## Data items:
┄┄┄┄┄┄
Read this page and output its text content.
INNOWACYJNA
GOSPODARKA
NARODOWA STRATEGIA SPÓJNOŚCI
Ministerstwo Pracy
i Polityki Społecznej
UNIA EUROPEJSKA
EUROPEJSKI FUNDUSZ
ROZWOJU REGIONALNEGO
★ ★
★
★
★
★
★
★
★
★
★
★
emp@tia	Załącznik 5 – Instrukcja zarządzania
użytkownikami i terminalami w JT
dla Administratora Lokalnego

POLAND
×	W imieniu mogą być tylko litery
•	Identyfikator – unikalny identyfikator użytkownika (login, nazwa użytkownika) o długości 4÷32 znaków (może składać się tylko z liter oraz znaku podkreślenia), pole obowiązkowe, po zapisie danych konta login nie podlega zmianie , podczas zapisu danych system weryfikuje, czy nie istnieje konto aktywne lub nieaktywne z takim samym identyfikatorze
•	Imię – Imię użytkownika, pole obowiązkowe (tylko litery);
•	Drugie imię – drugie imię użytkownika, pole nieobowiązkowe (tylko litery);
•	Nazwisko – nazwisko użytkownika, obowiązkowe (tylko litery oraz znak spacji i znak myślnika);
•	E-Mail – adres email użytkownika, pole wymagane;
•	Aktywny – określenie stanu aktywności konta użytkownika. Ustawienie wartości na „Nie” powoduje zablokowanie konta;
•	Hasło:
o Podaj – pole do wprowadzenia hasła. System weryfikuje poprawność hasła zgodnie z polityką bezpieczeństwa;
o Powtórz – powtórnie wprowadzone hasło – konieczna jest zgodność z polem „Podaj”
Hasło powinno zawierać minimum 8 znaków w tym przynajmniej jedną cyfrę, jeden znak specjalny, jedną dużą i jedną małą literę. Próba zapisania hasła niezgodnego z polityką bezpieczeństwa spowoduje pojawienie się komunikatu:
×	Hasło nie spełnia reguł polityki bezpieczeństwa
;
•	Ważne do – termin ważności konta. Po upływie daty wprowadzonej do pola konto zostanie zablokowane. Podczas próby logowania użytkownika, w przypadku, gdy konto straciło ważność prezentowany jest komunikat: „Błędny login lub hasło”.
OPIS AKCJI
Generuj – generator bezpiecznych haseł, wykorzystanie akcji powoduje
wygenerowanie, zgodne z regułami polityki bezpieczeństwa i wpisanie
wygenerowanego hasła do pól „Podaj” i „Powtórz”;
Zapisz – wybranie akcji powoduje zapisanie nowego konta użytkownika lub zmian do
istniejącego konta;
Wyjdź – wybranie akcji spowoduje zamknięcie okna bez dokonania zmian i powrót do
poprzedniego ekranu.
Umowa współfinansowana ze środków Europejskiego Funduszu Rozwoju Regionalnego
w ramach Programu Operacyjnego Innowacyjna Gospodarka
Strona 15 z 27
┄┄┄┄┄┄
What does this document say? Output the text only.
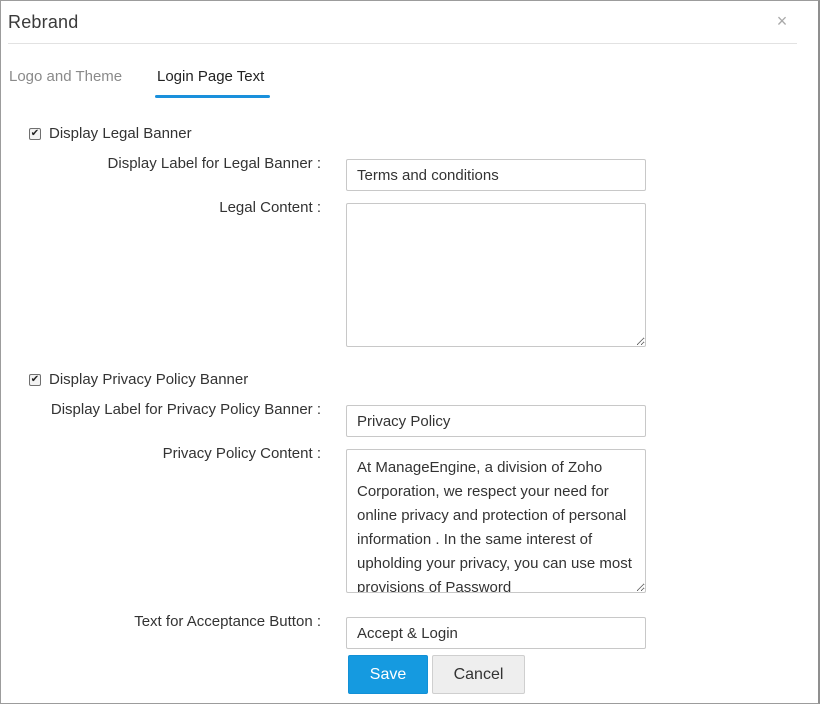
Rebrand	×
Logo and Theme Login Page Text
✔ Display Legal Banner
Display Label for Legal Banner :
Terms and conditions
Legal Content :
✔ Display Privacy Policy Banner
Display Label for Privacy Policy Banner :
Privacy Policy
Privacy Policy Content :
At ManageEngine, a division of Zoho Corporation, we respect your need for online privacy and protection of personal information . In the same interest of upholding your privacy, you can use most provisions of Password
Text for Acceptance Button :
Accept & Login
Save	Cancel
┄┄┄┄┄┄
## Given request:
Only lines holding the string "hasła" are wanted; gather each one from the entries above.

## Solution:
o Podaj – pole do wprowadzenia hasła. System weryfikuje poprawność hasła zgodnie z polityką bezpieczeństwa;
Hasło powinno zawierać minimum 8 znaków w tym przynajmniej jedną cyfrę, jeden znak specjalny, jedną dużą i jedną małą literę. Próba zapisania hasła niezgodnego z polityką bezpieczeństwa spowoduje pojawienie się komunikatu:
wygenerowanego hasła do pól „Podaj” i „Powtórz”;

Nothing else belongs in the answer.